● **Source records**:
------

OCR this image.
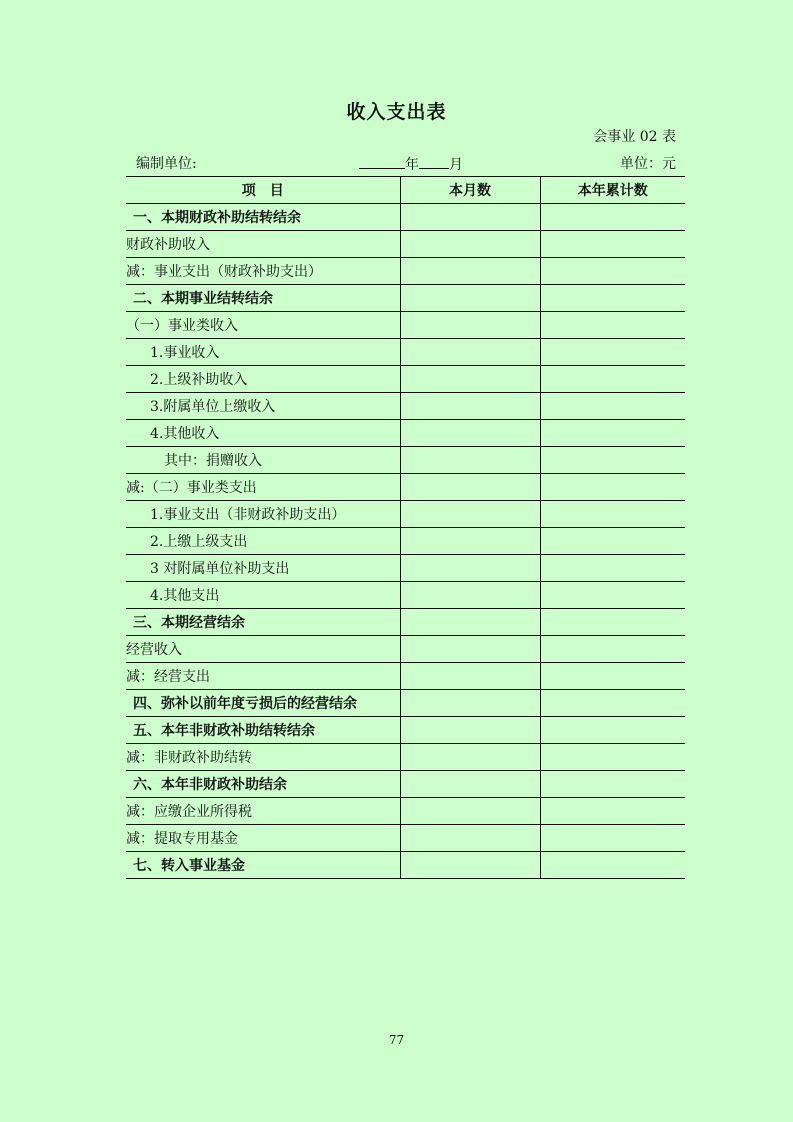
收入支出表
会事业 02 表
编制单位:	年 月	单位：元
项　目	本月数	本年累计数
一、本期财政补助结转结余		
财政补助收入		
减：事业支出（财政补助支出）		
二、本期事业结转结余		
（一）事业类收入		
1.事业收入		
2.上级补助收入		
3.附属单位上缴收入		
4.其他收入		
其中：捐赠收入		
减:（二）事业类支出		
1.事业支出（非财政补助支出）		
2.上缴上级支出		
3 对附属单位补助支出		
4.其他支出		
三、本期经营结余		
经营收入		
减：经营支出		
四、弥补以前年度亏损后的经营结余		
五、本年非财政补助结转结余		
减：非财政补助结转		
六、本年非财政补助结余		
减：应缴企业所得税		
减：提取专用基金		
七、转入事业基金		
77
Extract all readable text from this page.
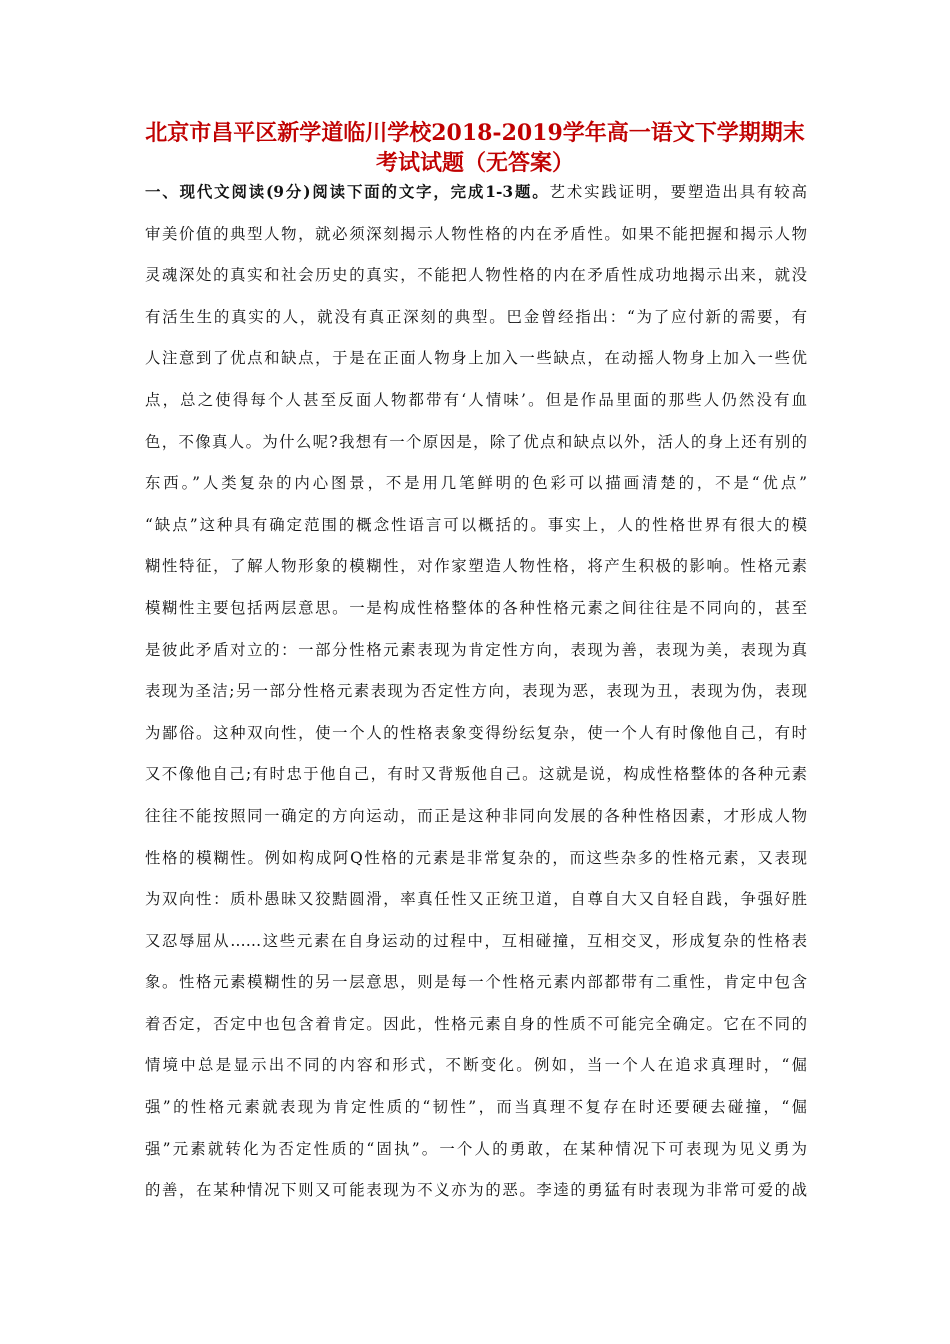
北京市昌平区新学道临川学校2018-2019学年高一语文下学期期末
考试试题（无答案）
一、现代文阅读(9分)阅读下面的文字，完成1-3题。艺术实践证明，要塑造出具有较高
审美价值的典型人物，就必须深刻揭示人物性格的内在矛盾性。如果不能把握和揭示人物
灵魂深处的真实和社会历史的真实，不能把人物性格的内在矛盾性成功地揭示出来，就没
有活生生的真实的人，就没有真正深刻的典型。巴金曾经指出：“为了应付新的需要，有
人注意到了优点和缺点，于是在正面人物身上加入一些缺点，在动摇人物身上加入一些优
点，总之使得每个人甚至反面人物都带有‘人情味’。但是作品里面的那些人仍然没有血
色，不像真人。为什么呢?我想有一个原因是，除了优点和缺点以外，活人的身上还有别的
东西。”人类复杂的内心图景，不是用几笔鲜明的色彩可以描画清楚的，不是“优点”
“缺点”这种具有确定范围的概念性语言可以概括的。事实上，人的性格世界有很大的模
糊性特征，了解人物形象的模糊性，对作家塑造人物性格，将产生积极的影响。性格元素
模糊性主要包括两层意思。一是构成性格整体的各种性格元素之间往往是不同向的，甚至
是彼此矛盾对立的：一部分性格元素表现为肯定性方向，表现为善，表现为美，表现为真
表现为圣洁;另一部分性格元素表现为否定性方向，表现为恶，表现为丑，表现为伪，表现
为鄙俗。这种双向性，使一个人的性格表象变得纷纭复杂，使一个人有时像他自己，有时
又不像他自己;有时忠于他自己，有时又背叛他自己。这就是说，构成性格整体的各种元素
往往不能按照同一确定的方向运动，而正是这种非同向发展的各种性格因素，才形成人物
性格的模糊性。例如构成阿Q性格的元素是非常复杂的，而这些杂多的性格元素，又表现
为双向性：质朴愚昧又狡黠圆滑，率真任性又正统卫道，自尊自大又自轻自践，争强好胜
又忍辱屈从……这些元素在自身运动的过程中，互相碰撞，互相交叉，形成复杂的性格表
象。性格元素模糊性的另一层意思，则是每一个性格元素内部都带有二重性，肯定中包含
着否定，否定中也包含着肯定。因此，性格元素自身的性质不可能完全确定。它在不同的
情境中总是显示出不同的内容和形式，不断变化。例如，当一个人在追求真理时，“倔
强”的性格元素就表现为肯定性质的“韧性”，而当真理不复存在时还要硬去碰撞，“倔
强”元素就转化为否定性质的“固执”。一个人的勇敢，在某种情况下可表现为见义勇为
的善，在某种情况下则又可能表现为不义亦为的恶。李逵的勇猛有时表现为非常可爱的战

------

● **GOAL**:
Your task is to collect every line above that contains the word "this".

● **CORRECT OUTPUT**:
OCR this image.
Extract all readable text from this page.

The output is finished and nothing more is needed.